Stated exercise - Answer with a number only: how many lines of the data contain "chevron"?

Material for this task -
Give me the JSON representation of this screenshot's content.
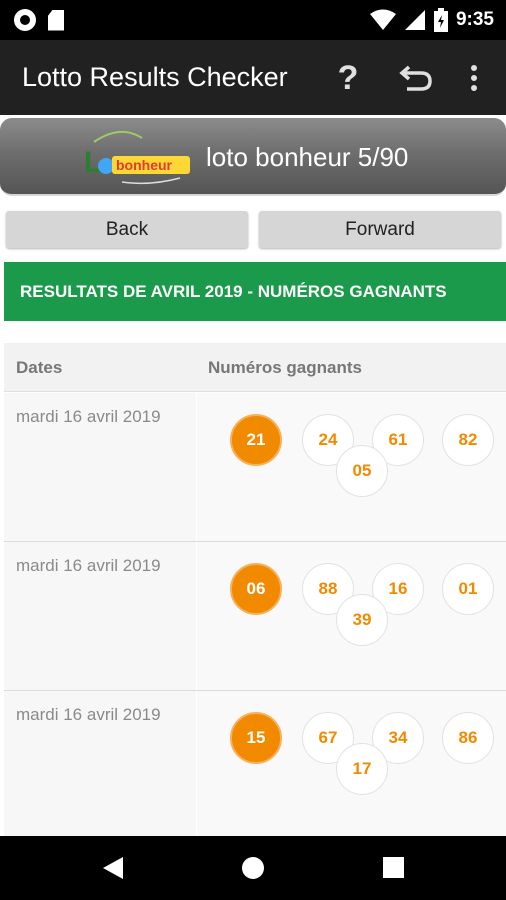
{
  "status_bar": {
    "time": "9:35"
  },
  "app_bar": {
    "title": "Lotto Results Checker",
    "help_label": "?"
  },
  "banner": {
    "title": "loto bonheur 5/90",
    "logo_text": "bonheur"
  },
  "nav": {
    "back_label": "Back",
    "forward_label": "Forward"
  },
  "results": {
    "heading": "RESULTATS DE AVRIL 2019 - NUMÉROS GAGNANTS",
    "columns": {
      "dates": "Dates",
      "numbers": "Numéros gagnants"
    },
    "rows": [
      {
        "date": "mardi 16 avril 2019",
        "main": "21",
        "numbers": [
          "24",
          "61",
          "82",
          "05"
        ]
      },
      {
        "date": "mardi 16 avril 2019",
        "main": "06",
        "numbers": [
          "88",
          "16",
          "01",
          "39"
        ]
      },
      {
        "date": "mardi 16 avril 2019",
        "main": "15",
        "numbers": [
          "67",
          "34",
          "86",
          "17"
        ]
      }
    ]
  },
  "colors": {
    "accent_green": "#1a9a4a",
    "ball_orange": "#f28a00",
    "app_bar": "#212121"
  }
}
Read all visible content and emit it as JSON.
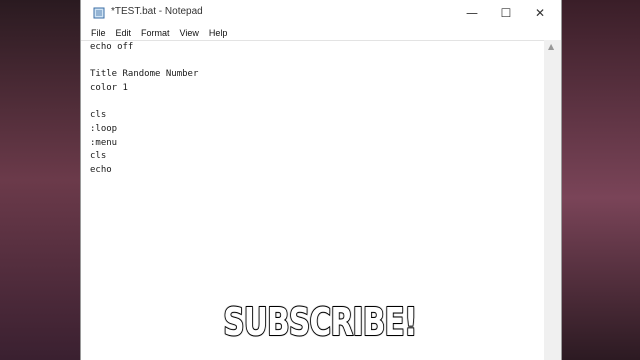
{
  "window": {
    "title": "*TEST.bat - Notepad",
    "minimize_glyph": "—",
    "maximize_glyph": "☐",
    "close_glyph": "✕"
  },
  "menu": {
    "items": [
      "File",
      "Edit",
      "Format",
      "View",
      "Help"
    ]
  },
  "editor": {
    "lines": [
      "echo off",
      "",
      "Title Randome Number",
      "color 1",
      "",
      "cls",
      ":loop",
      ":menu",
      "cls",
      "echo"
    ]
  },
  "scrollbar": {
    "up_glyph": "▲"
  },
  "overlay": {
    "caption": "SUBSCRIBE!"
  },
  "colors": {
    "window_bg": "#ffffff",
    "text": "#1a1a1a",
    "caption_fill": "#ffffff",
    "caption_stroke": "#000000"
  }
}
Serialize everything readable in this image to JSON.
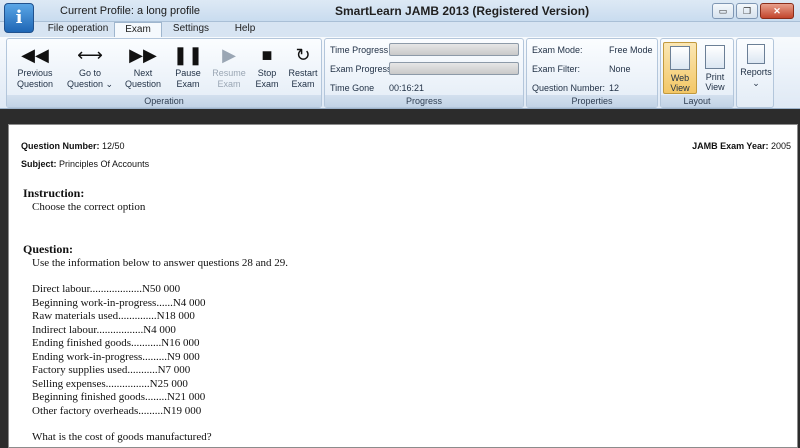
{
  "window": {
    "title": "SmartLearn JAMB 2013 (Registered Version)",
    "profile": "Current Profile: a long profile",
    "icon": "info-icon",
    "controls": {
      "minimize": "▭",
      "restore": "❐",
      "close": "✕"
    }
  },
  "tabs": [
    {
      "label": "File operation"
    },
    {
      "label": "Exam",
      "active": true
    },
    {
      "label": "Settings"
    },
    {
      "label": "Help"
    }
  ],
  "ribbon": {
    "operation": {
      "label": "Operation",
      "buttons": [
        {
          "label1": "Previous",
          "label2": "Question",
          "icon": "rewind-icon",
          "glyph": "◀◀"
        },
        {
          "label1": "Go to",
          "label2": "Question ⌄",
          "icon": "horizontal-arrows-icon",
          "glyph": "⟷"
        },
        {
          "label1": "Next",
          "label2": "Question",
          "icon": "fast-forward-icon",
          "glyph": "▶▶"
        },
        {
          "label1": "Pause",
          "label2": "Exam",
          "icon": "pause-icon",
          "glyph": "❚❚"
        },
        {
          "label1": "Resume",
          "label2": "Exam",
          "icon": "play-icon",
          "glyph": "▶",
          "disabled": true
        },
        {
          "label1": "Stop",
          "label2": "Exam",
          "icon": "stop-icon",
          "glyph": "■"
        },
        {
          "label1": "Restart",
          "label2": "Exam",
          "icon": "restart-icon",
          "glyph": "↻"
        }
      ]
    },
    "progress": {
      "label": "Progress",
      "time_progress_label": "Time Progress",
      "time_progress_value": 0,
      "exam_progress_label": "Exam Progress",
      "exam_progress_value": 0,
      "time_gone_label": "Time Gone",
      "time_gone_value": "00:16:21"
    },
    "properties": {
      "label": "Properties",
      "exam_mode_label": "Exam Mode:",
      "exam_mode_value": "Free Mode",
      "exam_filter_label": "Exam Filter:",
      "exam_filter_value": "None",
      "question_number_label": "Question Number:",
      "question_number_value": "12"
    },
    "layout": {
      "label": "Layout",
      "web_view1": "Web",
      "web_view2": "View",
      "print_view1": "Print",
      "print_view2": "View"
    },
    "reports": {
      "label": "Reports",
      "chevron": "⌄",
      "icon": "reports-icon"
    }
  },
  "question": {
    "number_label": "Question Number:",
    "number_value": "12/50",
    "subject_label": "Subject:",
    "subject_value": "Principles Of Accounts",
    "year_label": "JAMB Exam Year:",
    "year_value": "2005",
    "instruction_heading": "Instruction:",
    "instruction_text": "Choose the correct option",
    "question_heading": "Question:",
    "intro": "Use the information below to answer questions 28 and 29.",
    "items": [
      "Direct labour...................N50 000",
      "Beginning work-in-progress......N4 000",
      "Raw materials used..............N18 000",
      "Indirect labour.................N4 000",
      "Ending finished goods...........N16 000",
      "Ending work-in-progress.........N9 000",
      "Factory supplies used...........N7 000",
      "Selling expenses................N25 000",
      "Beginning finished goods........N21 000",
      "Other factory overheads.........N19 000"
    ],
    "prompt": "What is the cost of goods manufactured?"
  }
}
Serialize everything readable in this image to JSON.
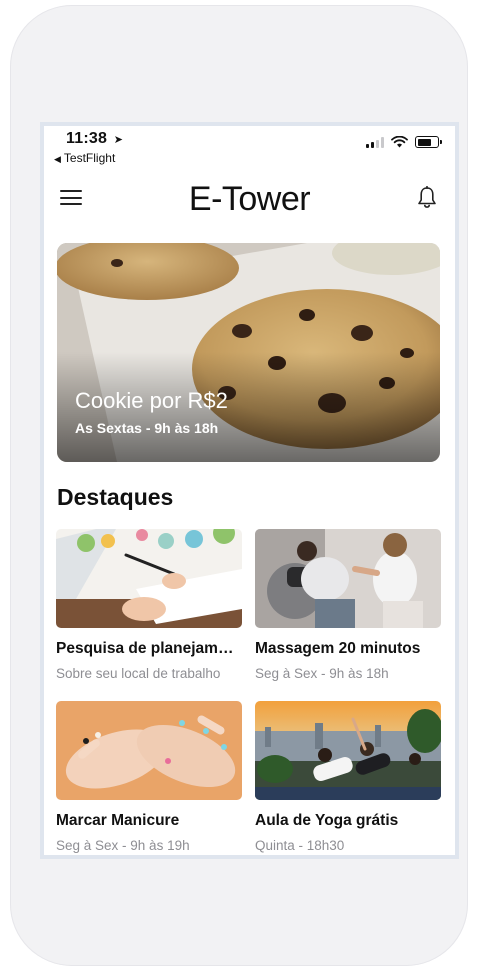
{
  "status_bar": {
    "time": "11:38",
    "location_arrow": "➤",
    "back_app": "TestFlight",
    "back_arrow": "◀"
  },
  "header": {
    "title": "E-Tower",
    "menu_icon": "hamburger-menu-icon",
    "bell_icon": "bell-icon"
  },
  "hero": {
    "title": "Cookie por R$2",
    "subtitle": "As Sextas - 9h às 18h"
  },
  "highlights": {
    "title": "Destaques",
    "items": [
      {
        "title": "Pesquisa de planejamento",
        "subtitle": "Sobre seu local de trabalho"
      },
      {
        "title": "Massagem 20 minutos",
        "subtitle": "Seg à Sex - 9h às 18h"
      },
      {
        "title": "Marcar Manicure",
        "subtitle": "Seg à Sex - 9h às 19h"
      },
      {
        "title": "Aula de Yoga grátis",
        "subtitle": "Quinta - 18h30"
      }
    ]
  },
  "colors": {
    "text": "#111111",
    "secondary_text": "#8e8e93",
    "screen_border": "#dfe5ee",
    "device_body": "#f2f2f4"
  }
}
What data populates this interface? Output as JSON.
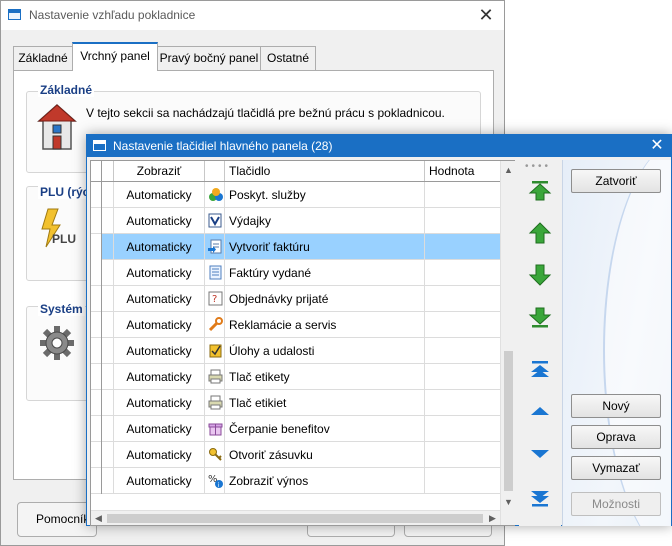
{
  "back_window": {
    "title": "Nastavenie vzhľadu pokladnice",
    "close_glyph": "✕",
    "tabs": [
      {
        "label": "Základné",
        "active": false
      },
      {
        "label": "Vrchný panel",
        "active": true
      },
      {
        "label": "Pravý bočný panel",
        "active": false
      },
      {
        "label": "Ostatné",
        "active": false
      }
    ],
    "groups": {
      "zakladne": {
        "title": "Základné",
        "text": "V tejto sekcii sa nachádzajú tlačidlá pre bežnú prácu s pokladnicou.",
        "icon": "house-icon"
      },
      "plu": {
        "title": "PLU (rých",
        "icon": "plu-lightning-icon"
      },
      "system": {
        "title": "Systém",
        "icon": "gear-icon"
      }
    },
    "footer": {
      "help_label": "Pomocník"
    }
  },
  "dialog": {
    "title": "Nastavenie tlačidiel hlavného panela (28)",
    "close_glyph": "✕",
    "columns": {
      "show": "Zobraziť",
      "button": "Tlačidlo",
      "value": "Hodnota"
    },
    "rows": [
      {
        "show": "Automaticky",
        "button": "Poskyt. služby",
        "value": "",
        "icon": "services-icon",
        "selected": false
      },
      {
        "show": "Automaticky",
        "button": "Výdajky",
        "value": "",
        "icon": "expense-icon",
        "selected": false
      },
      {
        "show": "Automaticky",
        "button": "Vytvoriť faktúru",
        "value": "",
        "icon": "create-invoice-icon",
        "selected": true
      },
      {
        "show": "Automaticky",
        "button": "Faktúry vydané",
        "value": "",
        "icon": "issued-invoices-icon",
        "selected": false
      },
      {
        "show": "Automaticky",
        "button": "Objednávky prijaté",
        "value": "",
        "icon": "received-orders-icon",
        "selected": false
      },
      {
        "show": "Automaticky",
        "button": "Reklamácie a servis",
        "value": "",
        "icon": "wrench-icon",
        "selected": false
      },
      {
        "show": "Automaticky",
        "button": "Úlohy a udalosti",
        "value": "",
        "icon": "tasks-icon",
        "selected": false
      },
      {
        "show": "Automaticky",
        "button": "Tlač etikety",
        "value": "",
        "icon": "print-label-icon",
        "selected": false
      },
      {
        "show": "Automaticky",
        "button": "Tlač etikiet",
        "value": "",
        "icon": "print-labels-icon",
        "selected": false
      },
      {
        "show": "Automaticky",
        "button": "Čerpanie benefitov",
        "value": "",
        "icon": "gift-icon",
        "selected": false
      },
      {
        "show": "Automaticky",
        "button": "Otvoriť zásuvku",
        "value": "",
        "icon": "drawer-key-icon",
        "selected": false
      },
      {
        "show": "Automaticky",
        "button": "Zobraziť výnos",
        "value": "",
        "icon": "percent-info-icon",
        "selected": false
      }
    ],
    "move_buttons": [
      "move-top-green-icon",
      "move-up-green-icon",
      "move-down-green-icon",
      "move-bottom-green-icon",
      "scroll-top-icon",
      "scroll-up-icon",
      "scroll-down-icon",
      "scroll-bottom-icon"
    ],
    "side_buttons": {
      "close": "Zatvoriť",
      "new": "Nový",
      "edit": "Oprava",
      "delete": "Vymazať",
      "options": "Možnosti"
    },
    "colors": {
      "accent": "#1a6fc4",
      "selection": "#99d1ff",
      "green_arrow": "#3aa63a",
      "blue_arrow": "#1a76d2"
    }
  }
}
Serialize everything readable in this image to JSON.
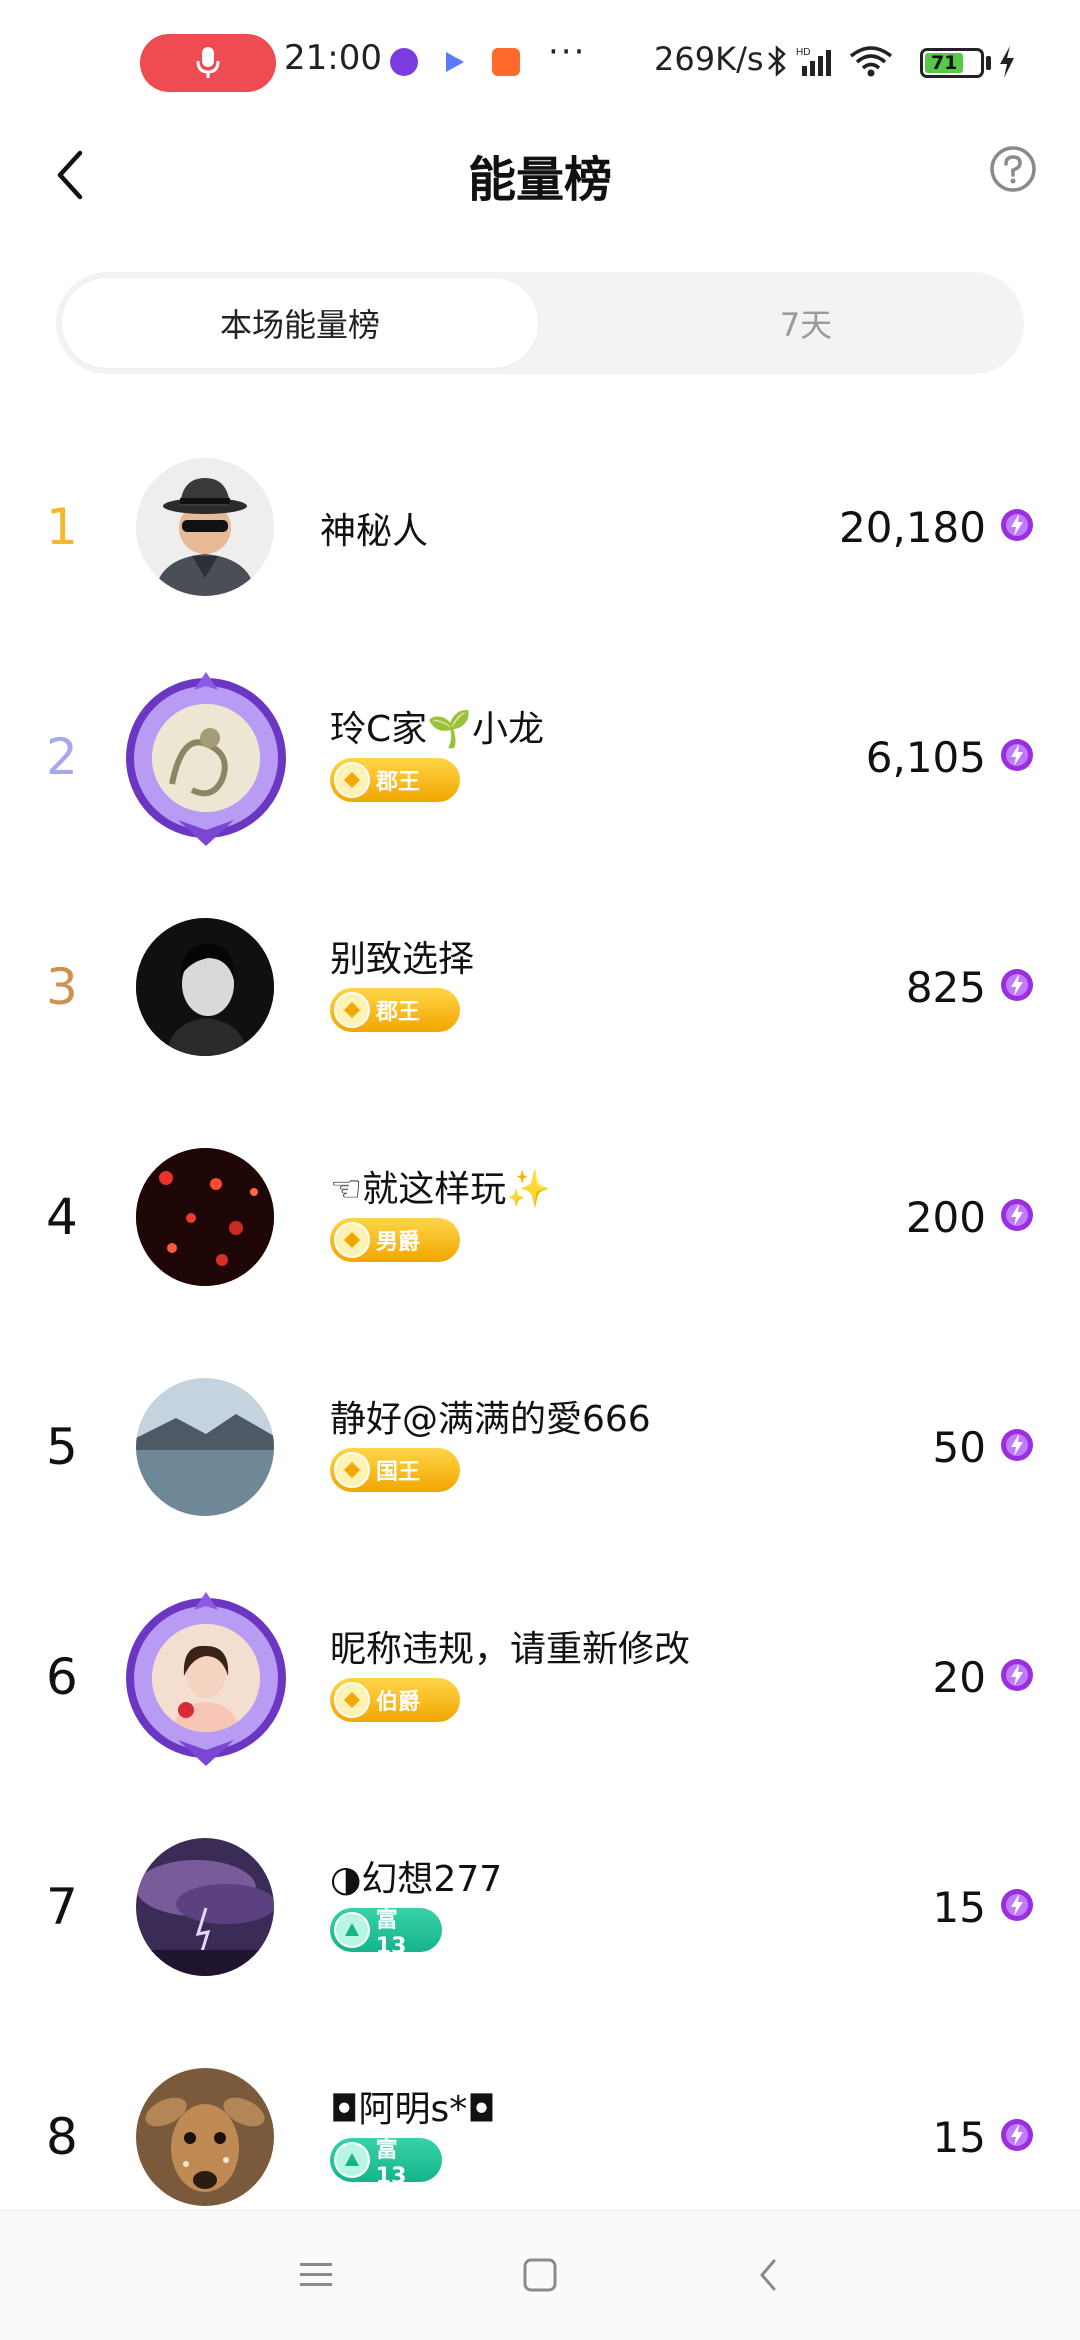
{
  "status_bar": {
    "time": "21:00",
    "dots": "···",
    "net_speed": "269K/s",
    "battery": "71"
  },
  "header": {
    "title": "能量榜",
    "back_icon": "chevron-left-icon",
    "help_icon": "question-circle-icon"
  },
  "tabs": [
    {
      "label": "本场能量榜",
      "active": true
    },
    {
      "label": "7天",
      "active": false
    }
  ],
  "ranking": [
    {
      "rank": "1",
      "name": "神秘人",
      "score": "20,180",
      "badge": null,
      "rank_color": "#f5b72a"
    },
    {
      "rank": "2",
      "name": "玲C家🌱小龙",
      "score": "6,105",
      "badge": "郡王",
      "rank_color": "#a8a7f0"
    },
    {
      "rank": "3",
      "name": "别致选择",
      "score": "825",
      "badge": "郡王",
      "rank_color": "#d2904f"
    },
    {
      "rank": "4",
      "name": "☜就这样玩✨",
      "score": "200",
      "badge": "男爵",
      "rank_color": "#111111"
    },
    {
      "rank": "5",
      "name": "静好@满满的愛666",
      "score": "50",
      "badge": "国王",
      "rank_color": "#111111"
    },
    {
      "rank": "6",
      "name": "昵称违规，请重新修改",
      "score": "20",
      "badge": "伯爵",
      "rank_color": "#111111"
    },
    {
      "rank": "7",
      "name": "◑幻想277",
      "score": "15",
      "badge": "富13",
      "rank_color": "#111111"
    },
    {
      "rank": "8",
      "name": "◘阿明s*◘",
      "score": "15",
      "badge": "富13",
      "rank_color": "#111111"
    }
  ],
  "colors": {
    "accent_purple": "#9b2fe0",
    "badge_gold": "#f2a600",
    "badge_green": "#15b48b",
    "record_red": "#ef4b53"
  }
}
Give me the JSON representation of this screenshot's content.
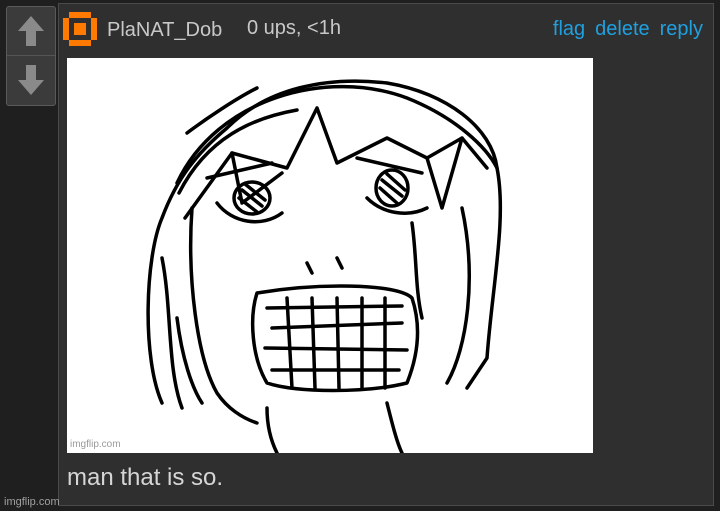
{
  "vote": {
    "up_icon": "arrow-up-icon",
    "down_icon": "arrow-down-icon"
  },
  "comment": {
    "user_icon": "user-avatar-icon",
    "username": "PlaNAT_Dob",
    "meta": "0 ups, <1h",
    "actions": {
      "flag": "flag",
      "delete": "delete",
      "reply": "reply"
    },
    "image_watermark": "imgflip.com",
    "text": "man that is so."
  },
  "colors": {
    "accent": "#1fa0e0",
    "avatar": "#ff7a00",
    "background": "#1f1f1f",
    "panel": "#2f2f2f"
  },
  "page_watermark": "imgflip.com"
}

Reply - 2